**RECORD EXTRACTS**
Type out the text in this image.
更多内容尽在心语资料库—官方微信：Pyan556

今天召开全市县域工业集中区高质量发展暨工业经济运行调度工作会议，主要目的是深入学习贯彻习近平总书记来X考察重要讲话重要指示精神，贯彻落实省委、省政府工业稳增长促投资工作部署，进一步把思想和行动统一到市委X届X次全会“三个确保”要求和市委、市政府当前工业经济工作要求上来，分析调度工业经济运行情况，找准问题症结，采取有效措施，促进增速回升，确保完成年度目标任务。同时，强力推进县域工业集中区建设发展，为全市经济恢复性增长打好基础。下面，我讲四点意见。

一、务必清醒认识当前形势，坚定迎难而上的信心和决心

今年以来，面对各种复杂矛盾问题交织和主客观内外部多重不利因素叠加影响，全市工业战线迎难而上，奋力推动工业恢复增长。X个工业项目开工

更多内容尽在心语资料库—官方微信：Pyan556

**WRITTEN INSTRUCTION**
Your task is to give the records above again, exactly.

**SOLUTION BELOW**
Type out the text in this image.
更多内容尽在心语资料库—官方微信：Pyan556

今天召开全市县域工业集中区高质量发展暨工业经济运行调度工作会议，主要目的是深入学习贯彻习近平总书记来X考察重要讲话重要指示精神，贯彻落实省委、省政府工业稳增长促投资工作部署，进一步把思想和行动统一到市委X届X次全会“三个确保”要求和市委、市政府当前工业经济工作要求上来，分析调度工业经济运行情况，找准问题症结，采取有效措施，促进增速回升，确保完成年度目标任务。同时，强力推进县域工业集中区建设发展，为全市经济恢复性增长打好基础。下面，我讲四点意见。

一、务必清醒认识当前形势，坚定迎难而上的信心和决心

今年以来，面对各种复杂矛盾问题交织和主客观内外部多重不利因素叠加影响，全市工业战线迎难而上，奋力推动工业恢复增长。X个工业项目开工

更多内容尽在心语资料库—官方微信：Pyan556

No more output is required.